=== Given request ===
Copy out all lines with the word "data" in them.

(Stored entries)
* * * * * * * * *

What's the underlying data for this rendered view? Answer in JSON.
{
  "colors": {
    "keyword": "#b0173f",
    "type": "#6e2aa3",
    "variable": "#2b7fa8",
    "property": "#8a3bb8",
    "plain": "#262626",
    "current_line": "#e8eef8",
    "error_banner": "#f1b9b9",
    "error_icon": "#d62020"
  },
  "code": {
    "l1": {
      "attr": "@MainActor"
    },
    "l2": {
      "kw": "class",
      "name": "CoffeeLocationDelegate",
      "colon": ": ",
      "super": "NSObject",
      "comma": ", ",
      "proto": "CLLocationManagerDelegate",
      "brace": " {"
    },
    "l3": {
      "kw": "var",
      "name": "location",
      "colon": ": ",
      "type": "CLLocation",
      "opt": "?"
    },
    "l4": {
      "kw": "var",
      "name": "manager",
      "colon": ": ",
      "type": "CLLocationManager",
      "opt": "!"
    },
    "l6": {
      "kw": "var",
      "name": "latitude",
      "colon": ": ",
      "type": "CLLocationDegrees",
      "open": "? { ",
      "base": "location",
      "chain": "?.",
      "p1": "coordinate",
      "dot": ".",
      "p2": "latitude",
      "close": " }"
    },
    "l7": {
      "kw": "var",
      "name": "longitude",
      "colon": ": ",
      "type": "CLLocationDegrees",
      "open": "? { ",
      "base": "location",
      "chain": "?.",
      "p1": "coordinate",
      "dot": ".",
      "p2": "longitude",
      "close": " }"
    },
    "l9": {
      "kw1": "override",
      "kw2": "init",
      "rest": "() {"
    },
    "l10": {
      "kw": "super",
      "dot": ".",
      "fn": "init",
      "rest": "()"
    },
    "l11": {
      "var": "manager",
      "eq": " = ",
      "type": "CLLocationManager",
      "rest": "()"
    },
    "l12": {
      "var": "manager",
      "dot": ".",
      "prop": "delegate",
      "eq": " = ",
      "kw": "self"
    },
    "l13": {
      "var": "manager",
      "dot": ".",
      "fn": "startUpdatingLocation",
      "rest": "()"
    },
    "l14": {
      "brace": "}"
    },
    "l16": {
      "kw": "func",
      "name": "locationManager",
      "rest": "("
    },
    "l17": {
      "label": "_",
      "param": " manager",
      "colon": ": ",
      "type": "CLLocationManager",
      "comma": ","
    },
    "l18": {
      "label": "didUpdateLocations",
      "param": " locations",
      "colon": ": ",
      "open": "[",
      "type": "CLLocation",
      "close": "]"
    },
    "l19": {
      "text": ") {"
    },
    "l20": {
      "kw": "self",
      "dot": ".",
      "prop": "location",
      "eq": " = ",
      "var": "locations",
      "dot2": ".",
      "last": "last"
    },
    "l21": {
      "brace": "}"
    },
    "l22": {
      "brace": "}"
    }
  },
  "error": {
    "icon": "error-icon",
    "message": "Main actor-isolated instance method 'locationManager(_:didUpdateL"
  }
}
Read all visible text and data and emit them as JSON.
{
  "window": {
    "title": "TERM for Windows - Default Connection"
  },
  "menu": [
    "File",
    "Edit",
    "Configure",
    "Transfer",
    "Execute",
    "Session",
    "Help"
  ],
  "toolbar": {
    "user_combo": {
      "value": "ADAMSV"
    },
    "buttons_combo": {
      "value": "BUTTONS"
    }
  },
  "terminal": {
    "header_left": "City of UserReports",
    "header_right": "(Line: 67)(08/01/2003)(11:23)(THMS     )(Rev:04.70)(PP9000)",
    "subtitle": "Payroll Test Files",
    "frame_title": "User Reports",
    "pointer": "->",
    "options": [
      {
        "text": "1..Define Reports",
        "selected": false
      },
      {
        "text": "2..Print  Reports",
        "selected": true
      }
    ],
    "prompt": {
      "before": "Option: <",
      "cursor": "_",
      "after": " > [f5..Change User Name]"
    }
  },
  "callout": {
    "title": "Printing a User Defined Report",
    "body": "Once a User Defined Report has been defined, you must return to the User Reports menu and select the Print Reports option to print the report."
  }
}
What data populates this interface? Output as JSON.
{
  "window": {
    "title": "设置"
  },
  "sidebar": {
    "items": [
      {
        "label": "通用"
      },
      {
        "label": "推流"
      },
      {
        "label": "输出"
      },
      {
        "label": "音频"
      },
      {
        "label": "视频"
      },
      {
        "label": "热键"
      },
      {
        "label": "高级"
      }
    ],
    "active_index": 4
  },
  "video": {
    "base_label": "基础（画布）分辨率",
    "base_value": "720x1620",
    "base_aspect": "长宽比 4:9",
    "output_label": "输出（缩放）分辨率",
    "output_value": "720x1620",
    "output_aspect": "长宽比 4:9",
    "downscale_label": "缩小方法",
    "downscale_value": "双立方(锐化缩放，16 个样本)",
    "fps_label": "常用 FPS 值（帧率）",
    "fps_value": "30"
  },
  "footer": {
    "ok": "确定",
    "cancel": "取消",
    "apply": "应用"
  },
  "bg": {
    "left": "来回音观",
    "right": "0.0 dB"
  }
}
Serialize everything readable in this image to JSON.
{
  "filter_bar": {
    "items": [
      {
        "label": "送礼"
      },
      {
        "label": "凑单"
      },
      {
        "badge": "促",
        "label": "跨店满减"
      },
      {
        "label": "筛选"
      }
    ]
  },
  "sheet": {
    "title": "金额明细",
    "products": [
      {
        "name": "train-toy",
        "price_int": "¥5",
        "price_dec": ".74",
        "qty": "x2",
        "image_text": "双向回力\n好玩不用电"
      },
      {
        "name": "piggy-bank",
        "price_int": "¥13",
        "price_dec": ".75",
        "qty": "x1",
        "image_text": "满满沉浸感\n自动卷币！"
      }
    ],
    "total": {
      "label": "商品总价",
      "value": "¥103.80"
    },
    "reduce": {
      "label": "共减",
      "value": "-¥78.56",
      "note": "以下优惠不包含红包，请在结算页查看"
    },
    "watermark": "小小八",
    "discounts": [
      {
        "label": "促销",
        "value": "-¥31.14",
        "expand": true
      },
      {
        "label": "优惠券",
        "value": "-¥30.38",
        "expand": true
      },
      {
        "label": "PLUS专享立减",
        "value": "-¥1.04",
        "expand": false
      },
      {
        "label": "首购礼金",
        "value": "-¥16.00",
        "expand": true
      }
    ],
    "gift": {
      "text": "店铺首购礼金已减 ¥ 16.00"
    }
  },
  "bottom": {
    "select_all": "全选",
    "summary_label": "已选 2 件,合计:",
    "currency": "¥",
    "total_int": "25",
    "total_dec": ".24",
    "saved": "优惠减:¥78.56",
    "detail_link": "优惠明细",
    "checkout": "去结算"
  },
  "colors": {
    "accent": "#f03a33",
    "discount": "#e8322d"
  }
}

* * * * * * * * *

=== Finished answer ===
What's the underlying data for this rendered view? Answer in JSON.
Read all visible text and data and emit them as JSON.
What data populates this interface? Output as JSON.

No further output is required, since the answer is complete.